EXTRACTED INFORMATION:
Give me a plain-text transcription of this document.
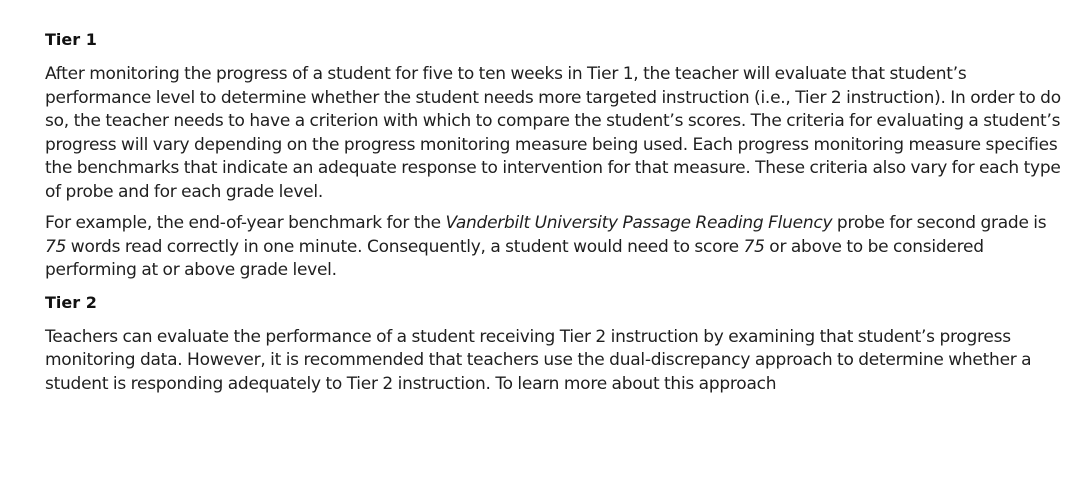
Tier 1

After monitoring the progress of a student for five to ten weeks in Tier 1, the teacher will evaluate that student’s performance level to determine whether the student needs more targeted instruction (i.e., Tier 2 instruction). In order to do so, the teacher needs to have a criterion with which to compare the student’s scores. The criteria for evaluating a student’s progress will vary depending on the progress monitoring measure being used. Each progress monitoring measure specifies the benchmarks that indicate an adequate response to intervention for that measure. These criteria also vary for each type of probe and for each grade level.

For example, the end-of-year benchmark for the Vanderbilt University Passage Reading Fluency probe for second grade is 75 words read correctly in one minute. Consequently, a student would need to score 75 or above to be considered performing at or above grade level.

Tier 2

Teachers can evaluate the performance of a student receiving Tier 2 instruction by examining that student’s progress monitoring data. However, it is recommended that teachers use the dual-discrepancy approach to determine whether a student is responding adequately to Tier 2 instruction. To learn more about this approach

==

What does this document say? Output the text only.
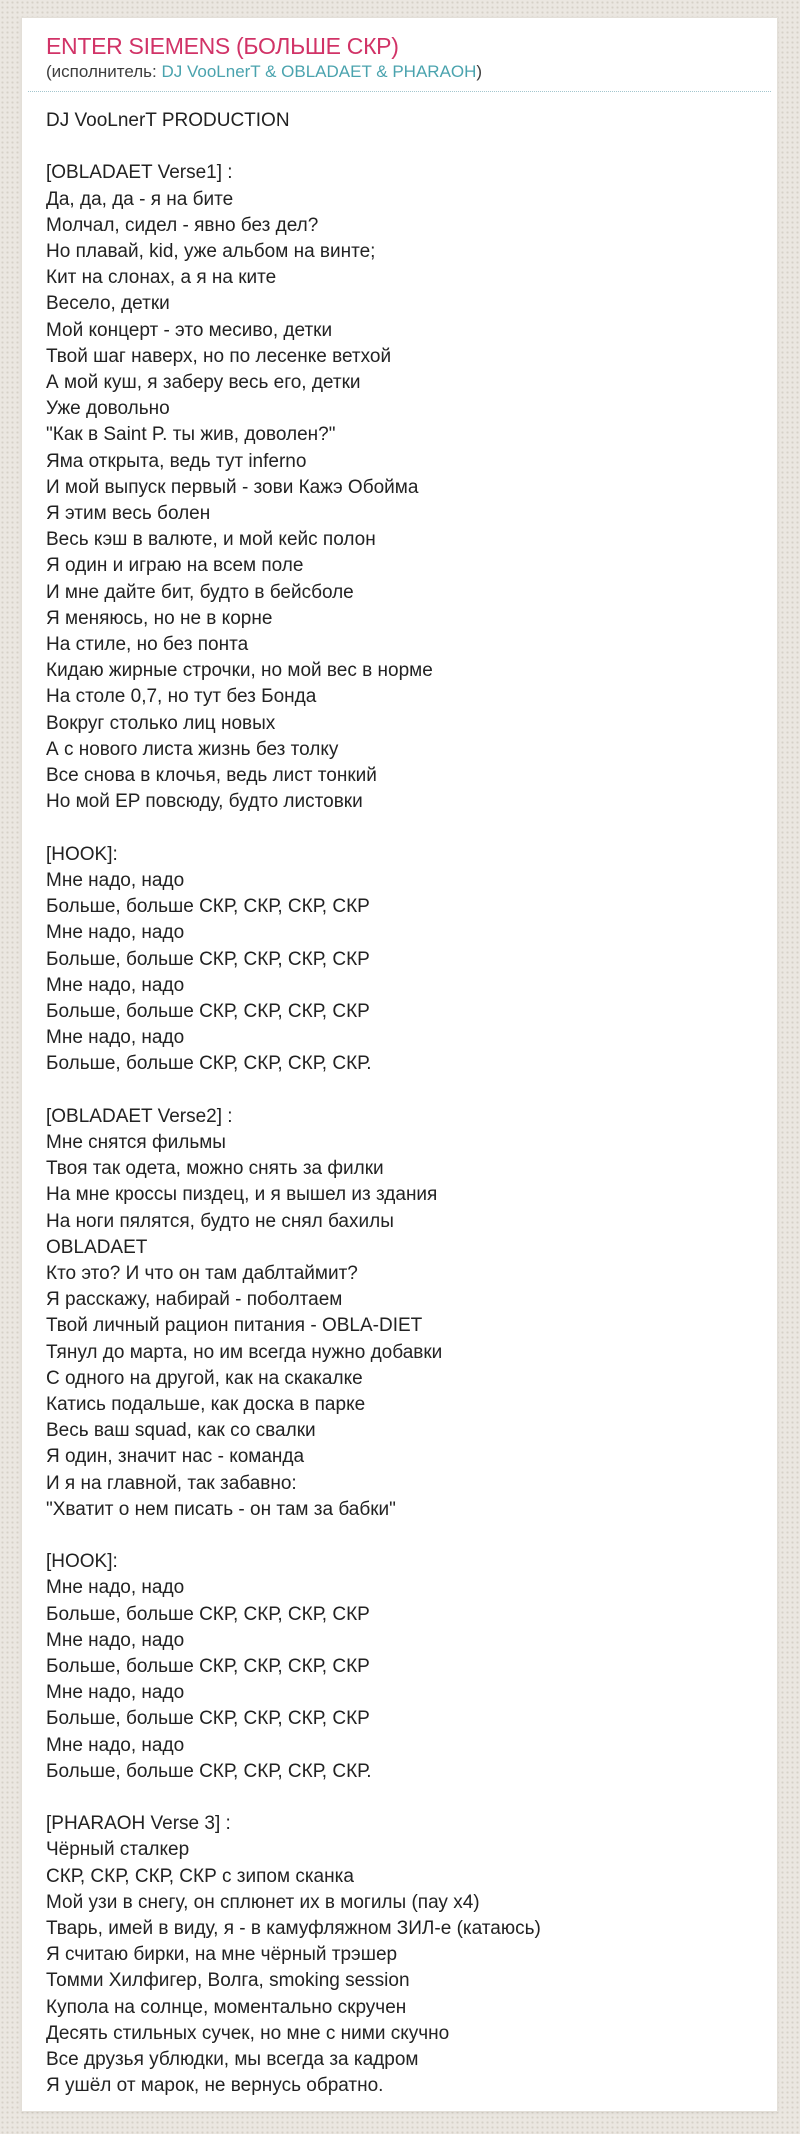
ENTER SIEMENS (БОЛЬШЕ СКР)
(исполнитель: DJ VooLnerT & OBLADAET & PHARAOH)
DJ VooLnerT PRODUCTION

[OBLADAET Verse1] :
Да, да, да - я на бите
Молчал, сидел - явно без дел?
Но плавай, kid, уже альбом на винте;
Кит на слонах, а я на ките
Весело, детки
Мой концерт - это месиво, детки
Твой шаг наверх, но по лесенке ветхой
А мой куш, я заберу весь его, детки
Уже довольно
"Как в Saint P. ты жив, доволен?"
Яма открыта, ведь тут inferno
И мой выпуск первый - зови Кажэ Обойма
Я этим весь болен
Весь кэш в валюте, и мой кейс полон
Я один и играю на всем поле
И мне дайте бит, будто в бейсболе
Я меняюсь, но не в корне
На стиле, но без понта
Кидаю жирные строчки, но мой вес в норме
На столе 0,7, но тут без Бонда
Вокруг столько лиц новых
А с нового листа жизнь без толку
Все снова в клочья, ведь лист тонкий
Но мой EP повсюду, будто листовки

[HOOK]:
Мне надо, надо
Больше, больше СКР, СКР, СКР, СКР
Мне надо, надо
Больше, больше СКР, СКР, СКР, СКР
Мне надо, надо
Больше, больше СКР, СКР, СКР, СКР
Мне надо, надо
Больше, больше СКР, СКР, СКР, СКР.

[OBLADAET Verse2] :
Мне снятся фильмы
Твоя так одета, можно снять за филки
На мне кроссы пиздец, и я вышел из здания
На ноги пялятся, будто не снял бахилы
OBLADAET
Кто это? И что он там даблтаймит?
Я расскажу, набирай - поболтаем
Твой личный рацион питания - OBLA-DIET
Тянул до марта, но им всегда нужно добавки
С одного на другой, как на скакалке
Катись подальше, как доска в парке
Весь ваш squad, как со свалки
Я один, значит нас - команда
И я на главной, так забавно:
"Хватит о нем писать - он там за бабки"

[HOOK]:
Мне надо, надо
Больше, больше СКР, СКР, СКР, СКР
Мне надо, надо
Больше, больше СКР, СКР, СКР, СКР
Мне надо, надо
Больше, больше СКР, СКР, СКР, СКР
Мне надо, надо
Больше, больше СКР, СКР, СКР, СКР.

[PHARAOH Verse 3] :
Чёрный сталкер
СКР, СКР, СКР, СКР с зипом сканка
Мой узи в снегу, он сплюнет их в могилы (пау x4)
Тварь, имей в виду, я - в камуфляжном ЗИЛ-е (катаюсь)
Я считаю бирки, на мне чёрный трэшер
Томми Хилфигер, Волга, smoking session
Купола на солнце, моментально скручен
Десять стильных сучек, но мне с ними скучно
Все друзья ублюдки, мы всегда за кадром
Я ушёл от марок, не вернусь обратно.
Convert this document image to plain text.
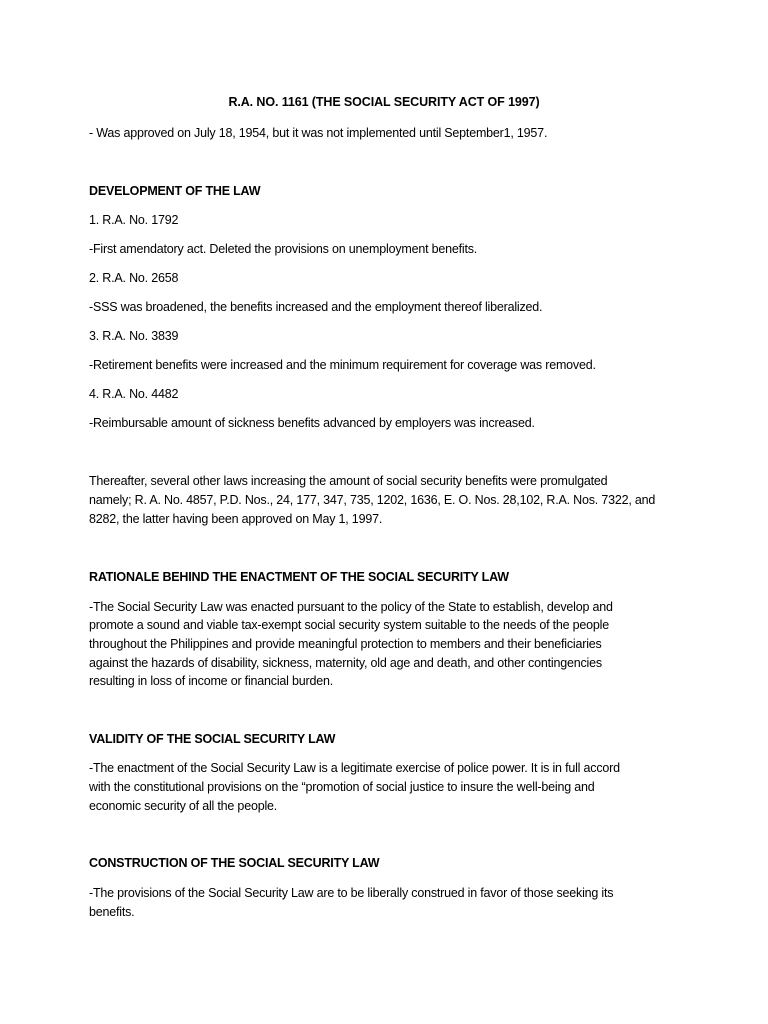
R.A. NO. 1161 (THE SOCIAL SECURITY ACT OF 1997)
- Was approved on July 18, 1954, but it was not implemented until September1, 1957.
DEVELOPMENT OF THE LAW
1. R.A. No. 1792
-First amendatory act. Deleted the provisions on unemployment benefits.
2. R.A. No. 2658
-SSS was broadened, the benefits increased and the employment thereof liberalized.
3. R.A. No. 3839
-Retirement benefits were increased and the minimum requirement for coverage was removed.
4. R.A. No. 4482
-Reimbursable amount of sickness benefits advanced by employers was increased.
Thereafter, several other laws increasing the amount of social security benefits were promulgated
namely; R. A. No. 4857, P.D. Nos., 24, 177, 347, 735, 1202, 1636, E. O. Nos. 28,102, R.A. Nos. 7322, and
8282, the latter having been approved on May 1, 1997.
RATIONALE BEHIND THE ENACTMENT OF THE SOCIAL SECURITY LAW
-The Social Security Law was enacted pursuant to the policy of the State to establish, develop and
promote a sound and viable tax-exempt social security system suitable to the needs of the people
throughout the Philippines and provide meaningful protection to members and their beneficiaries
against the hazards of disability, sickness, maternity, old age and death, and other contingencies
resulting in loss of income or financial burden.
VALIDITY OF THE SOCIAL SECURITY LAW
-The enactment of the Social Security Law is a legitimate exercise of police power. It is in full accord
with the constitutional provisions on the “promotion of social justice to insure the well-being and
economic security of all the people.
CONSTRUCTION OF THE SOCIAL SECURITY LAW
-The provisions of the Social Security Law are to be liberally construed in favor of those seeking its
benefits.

---

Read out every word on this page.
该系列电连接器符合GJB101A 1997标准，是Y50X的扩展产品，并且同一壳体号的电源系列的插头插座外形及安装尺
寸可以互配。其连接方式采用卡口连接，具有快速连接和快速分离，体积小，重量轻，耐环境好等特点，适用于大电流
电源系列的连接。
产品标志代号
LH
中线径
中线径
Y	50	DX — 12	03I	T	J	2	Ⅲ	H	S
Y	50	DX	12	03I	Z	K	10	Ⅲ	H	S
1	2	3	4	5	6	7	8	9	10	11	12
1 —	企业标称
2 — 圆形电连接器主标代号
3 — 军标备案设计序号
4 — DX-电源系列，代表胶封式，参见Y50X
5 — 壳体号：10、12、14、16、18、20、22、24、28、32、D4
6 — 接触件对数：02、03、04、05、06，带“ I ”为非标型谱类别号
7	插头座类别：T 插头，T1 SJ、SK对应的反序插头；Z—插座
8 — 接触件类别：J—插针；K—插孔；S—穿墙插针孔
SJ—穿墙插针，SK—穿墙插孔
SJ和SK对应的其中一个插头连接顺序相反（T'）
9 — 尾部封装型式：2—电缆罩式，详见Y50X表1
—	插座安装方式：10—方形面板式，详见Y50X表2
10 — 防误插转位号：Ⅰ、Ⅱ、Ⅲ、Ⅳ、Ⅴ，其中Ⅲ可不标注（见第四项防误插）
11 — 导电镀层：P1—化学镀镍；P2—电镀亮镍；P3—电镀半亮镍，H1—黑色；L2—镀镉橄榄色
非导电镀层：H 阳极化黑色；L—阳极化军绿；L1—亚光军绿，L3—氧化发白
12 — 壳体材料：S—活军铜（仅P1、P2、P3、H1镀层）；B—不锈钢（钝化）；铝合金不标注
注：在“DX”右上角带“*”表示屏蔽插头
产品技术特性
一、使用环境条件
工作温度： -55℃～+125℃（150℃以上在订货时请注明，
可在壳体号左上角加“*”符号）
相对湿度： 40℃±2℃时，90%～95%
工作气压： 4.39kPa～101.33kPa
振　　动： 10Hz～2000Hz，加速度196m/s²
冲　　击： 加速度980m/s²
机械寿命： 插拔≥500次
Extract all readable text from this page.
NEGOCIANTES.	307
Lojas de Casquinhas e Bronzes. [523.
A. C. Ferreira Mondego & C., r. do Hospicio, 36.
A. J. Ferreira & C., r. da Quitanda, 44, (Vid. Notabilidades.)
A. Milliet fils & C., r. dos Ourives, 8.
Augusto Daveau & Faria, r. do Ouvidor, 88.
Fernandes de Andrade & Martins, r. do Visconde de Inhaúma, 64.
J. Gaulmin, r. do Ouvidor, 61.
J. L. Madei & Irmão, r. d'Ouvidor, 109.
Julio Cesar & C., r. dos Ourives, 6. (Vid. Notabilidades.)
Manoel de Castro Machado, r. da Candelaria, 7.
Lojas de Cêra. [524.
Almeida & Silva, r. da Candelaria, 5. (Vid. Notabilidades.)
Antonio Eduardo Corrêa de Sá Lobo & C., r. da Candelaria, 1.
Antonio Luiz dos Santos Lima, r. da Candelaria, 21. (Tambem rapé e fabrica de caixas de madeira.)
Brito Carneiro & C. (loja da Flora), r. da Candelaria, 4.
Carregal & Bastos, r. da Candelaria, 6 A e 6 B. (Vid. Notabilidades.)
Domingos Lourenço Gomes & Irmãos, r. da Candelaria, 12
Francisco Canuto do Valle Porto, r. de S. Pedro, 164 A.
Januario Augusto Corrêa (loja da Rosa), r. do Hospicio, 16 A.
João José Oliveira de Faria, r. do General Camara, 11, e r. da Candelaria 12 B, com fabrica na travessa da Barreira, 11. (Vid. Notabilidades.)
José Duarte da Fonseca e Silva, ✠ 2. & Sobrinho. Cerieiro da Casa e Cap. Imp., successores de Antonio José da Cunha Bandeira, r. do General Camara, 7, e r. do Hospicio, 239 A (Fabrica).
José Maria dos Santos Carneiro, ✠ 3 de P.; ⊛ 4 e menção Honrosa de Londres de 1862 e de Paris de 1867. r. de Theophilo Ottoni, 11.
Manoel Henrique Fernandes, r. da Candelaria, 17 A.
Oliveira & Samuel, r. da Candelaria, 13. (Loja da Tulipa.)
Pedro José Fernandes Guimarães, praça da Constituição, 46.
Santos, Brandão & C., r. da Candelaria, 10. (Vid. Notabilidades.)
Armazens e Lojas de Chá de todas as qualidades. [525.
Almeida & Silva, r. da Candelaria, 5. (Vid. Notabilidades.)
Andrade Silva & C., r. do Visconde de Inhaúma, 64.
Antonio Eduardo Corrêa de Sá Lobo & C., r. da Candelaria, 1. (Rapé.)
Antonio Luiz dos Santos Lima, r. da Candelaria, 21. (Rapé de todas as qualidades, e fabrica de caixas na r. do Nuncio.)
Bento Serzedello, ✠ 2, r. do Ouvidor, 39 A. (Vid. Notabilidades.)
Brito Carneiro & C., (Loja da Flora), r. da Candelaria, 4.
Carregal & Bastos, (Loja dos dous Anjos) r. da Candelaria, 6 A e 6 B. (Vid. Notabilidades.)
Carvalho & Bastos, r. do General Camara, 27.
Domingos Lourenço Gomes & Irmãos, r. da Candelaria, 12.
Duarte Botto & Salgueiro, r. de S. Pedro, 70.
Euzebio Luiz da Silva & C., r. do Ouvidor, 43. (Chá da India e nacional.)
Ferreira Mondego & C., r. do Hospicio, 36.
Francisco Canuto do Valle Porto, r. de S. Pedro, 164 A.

YOUR INSTRUCTIONS:
Where a line above contains the string "VooLnerT", copy that line.

ANSWER BELOW:
(исполнитель: DJ VooLnerT & OBLADAET & PHARAOH)
DJ VooLnerT PRODUCTION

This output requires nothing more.